We will now return to our regular, albeit spotty blogging routine.

Iowa: worth enduring the heat

free spiritWe spent three days in Northwestern Iowa visiting my sister and her family, who live on a small, extremely dreamy farm. They live in Dutch country, which is to say the young boys are tall, strapping, and very clean cut, the farms and in-town homes are quaint and well maintained, and the churches are all Dutch Reformed.

As in other visits to my friend’s farm in Ellensburg, WA, Ruthie spent the majority of her time barefoot and wearing a sundress or swimsuit as she and Thomas frolicked around the property. There was seemingly miles of well groomed lawn on which to do somersaults, as well as patches of tall grass in which to explore.

North grove of trees
On the North side of the property is the obligatory patch of trees to block the frigid winter winds, on the South side of the house stand three grand trees to shade the house from the summer sun, and all around the perimeter was a cut-lawn path of grass where my sister and her dogs walk for exercise. They are surrounded by corn fields that are farmed by someone else, but this time of year it provides for a lush green landscape view.

Just days before our arrrival one of the two sheep had birthed a lamb, and two of the cats had birthed a litter of kittens. What more could one ask for on a trip to a farm? We were all in a state of awe and wonder at the beauty, the newness of life, and the fairy-tale existence we city-folk like to think those country-cousins live.

Drew pitchingWe spent all of Monday evening in a town far away watching baseball. In Iowa, the school baseball season is in the early part of the summer (not in the spring during the school year), so hundreds of families gathered at a baseball complex to watch freshman, JV, and Varsity games of girls’ softball and boys’ baseball – with some parents (including my sister and brother-in-law) straining to see what the excitement was on one field while sitting in the stands of another field.

I felt very home grown middle America that day. All we needed was some apple pie.

It was very difficult to leave the farm with its cute red buildings and baaah-ing sheep, especially knowing it may be several years before we can return. But I’m thankful my children will have the memories of visiting Auntie Jody’s farm, and seeing real live sheep that they have so far only seen in books.

See all the photos here.

Really? Has NOBODY invented teleporting yet? How hard can it be?

I survived a three hour flight to Minnesota with the kids Friday night despite the fact that our Northwest Airlines flight was delayed TWO HOURS. Never did I think a flight would be delayed TWO HOURS – twenty minutes, maybe, but TWO HOURS did not cross my mind – so the kids and I were at the airport promptly, which is to say TWO HOURS prior to our scheduled departure.

What do YOU do in an airport with two small children for what has now become FOUR HOURS?

We rode the subway between terminals several times, we ate dinner, we went to the bathroom more times than a male dog and checked out various drinking fountains, and then BLAM – a kids play area appeared before me somewhere near the B Gates and we were in energy-burning heaven for over an hour.

Thank you SeaTac airport: you saved my life and the lives of all those unsuspecting passengers on flight 168.

The good news in all of this was that our now 7:45 departure time would put the majority of the flight after the kids’ regular bedtime, which is roughly 8:30 or 9 – and they did indeed sleep for over an hour.

▸ **Exercise set**:
• A. In the blog post, when does the school baseball season take place in Iowa?
• B. Convert the entries into a numbered list, from their first line through the line holding "382, 506, 517]", with both ends included and blank lines left out.

▸ **Material**:

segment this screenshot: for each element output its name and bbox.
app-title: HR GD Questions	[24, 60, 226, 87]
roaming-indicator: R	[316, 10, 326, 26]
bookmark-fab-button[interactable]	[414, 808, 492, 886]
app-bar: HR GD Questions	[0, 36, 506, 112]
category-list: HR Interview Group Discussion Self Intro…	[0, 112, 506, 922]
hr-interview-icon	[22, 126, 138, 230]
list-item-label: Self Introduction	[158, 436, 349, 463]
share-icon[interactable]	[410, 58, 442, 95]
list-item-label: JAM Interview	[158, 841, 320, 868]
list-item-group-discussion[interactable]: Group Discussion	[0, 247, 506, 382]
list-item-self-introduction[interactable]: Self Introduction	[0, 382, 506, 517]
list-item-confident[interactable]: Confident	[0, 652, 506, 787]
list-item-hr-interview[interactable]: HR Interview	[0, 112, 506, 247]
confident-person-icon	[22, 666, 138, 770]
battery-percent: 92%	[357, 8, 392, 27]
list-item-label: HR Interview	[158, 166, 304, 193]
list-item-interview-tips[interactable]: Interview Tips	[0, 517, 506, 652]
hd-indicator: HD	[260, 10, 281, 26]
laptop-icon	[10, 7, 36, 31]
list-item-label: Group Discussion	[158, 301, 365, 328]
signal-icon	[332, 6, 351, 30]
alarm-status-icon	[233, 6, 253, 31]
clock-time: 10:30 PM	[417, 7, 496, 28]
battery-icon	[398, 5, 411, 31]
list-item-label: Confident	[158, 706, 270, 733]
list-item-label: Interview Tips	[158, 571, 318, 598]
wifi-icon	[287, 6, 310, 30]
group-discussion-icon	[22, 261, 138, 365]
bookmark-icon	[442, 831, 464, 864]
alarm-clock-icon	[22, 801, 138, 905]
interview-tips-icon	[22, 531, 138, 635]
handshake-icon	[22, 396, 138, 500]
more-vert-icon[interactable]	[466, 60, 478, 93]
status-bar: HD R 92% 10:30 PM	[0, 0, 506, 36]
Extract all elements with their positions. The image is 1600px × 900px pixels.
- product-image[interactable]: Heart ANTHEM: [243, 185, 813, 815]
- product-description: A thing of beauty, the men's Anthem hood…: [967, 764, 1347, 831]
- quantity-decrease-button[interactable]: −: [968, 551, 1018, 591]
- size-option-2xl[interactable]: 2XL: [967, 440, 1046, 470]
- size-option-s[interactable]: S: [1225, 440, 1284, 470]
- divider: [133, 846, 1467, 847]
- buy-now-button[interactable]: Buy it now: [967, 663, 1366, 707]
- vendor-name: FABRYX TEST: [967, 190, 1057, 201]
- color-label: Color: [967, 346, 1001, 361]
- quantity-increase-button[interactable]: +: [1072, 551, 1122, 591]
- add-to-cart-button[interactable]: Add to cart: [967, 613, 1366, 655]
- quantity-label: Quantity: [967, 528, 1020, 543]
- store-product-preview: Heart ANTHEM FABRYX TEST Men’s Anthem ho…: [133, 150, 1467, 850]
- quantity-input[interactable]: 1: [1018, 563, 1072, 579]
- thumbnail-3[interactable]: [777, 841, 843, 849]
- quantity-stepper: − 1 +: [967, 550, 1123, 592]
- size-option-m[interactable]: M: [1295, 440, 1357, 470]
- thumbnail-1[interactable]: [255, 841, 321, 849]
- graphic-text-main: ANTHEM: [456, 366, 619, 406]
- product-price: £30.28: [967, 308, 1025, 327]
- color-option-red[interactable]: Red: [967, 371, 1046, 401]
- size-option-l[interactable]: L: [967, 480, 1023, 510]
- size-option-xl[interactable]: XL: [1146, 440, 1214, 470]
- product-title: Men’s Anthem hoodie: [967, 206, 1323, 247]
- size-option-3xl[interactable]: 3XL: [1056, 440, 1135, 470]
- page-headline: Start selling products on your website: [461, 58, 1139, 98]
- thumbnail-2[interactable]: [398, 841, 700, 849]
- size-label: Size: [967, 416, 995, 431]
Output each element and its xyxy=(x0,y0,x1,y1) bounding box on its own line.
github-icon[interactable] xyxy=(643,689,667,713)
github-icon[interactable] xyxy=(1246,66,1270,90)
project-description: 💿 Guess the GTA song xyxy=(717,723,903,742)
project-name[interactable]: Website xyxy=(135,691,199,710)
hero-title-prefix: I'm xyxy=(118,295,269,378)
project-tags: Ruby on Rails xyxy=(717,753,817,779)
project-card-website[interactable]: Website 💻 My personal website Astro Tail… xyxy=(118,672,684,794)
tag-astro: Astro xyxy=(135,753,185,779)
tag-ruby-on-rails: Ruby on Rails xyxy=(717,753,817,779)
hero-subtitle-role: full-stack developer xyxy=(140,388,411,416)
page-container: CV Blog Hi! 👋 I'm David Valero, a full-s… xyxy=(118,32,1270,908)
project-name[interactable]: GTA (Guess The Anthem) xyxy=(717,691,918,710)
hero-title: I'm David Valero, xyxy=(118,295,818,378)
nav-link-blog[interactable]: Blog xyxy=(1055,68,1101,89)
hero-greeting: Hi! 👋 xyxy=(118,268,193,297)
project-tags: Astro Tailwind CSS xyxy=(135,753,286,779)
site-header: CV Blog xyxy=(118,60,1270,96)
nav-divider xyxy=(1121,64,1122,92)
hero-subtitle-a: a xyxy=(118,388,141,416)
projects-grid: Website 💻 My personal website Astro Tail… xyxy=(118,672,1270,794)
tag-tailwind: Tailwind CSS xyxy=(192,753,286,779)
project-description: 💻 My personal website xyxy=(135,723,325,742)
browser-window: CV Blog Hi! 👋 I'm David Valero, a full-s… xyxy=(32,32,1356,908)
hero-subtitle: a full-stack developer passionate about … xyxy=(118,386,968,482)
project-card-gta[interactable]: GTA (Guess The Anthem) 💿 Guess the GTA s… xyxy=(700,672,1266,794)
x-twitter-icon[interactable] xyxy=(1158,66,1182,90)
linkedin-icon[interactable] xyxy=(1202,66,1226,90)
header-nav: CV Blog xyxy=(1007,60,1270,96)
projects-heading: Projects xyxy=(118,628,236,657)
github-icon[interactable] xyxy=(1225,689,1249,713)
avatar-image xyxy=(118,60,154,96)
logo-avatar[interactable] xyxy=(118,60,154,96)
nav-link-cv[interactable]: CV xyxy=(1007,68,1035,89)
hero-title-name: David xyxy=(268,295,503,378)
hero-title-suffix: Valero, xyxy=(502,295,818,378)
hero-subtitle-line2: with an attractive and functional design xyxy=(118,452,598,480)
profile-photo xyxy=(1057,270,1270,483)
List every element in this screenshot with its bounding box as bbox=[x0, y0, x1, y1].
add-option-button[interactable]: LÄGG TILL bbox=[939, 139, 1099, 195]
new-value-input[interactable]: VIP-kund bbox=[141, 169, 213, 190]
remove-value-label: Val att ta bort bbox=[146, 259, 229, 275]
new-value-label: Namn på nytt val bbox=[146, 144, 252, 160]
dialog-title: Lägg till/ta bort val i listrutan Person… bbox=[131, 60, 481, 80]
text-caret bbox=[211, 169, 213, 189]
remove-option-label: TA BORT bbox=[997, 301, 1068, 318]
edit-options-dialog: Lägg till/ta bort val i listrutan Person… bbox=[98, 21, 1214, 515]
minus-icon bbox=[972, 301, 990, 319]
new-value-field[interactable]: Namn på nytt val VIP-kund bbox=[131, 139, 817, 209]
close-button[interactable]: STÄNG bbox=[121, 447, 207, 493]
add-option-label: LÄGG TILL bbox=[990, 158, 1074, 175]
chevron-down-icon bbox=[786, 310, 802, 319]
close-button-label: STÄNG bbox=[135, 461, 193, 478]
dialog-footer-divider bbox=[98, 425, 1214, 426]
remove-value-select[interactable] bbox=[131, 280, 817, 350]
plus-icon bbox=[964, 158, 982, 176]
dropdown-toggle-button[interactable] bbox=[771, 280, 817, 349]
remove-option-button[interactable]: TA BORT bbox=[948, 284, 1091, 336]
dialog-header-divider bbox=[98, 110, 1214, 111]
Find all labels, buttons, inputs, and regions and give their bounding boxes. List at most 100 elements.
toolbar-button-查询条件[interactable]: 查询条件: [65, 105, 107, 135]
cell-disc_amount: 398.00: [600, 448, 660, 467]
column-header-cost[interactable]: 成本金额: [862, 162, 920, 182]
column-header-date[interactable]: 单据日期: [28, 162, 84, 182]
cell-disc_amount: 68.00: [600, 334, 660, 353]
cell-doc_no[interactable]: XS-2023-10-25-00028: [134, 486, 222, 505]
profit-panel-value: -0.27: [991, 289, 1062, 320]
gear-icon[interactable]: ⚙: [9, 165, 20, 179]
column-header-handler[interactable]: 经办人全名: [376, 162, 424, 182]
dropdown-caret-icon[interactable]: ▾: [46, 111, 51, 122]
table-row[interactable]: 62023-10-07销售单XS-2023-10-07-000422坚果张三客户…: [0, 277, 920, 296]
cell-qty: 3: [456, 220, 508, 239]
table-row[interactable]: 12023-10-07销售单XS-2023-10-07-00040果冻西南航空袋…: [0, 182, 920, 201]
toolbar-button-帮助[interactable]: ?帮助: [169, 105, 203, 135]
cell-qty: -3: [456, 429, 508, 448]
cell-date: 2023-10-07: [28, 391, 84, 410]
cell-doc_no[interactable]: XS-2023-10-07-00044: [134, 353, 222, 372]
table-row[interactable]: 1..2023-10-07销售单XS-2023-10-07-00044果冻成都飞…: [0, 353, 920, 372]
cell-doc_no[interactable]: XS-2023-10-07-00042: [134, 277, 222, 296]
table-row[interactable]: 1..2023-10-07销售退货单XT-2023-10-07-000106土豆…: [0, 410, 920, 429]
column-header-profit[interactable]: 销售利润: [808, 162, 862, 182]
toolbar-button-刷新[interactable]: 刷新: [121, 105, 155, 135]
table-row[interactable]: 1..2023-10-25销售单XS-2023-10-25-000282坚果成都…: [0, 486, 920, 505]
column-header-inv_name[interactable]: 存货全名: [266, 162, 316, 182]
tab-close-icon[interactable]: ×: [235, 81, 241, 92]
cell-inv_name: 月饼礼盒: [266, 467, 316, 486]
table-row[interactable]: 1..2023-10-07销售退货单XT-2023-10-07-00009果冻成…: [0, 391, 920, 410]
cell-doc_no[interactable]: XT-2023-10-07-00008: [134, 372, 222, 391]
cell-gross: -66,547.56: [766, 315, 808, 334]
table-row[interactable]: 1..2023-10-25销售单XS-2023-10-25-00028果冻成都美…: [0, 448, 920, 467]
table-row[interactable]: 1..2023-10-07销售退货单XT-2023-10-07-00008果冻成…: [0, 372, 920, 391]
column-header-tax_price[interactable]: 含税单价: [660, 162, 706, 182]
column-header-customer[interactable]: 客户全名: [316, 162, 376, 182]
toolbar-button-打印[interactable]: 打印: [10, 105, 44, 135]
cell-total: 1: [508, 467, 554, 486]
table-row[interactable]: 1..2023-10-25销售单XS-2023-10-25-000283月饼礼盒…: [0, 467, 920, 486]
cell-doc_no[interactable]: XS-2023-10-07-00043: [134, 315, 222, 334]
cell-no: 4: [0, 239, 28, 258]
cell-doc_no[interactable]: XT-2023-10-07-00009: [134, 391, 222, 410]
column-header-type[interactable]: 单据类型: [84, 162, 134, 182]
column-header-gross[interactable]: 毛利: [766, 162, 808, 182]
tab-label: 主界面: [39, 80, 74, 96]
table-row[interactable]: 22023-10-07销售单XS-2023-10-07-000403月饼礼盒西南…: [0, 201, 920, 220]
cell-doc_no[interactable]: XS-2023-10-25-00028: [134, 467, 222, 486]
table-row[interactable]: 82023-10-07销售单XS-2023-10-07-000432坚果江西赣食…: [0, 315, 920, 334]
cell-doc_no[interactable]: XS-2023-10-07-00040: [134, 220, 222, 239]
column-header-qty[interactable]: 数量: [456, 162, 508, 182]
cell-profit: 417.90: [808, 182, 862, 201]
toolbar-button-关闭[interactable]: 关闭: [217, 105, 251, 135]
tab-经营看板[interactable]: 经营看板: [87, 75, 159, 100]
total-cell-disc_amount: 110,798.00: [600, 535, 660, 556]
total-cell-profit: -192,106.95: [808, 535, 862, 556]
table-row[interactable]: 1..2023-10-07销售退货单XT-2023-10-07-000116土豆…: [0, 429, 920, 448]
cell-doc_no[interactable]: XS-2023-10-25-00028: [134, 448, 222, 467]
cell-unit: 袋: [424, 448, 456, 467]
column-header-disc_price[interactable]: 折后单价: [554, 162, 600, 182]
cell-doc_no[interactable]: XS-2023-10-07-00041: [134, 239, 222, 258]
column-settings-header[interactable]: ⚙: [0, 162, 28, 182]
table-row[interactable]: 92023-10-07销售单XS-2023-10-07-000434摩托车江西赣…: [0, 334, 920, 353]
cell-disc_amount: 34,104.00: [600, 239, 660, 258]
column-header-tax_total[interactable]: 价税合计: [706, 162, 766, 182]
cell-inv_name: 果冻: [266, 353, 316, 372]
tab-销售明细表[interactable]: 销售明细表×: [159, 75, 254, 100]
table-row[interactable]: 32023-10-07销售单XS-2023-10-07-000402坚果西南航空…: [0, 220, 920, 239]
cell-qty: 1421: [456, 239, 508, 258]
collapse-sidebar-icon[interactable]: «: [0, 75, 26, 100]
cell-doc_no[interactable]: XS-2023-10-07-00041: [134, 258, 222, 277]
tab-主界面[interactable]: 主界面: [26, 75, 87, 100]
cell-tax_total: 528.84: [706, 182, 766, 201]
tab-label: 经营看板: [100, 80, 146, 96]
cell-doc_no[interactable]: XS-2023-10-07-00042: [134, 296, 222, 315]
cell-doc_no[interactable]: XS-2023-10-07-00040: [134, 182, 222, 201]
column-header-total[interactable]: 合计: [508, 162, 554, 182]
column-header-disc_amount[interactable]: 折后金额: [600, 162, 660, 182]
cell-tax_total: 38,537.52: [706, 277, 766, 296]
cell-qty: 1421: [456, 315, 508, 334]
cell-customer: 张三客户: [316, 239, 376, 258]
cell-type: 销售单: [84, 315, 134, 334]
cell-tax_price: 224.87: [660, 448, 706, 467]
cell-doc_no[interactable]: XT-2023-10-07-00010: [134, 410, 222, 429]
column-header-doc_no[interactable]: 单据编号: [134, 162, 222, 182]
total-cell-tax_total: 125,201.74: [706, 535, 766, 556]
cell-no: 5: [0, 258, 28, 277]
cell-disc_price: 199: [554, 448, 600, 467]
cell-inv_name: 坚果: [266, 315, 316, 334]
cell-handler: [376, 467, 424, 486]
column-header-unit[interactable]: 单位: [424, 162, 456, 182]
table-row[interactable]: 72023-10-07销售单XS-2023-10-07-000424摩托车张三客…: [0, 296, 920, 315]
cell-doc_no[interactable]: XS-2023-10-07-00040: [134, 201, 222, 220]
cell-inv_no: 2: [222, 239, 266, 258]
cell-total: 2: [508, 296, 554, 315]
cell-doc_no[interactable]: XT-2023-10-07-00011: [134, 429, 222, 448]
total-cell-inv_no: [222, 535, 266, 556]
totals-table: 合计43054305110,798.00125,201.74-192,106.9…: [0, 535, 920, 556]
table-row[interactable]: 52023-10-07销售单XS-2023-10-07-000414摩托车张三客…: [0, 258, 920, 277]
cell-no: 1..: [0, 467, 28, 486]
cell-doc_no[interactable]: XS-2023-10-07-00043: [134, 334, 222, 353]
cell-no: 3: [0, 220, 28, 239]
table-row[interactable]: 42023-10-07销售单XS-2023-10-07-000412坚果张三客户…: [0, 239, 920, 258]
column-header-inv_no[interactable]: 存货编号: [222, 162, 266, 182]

▸ **Results of the tasks**:
• A. In the early part of the summer, not in the spring during the school year.

• B.
1. segment this screenshot: for each element output its name and bbox.
2. app-title: HR GD Questions	[24, 60, 226, 87]
3. roaming-indicator: R	[316, 10, 326, 26]
4. bookmark-fab-button[interactable]	[414, 808, 492, 886]
5. app-bar: HR GD Questions	[0, 36, 506, 112]
6. category-list: HR Interview Group Discussion Self Intro…	[0, 112, 506, 922]
7. hr-interview-icon	[22, 126, 138, 230]
8. list-item-label: Self Introduction	[158, 436, 349, 463]
9. share-icon[interactable]	[410, 58, 442, 95]
10. list-item-label: JAM Interview	[158, 841, 320, 868]
11. list-item-group-discussion[interactable]: Group Discussion	[0, 247, 506, 382]
12. list-item-self-introduction[interactable]: Self Introduction	[0, 382, 506, 517]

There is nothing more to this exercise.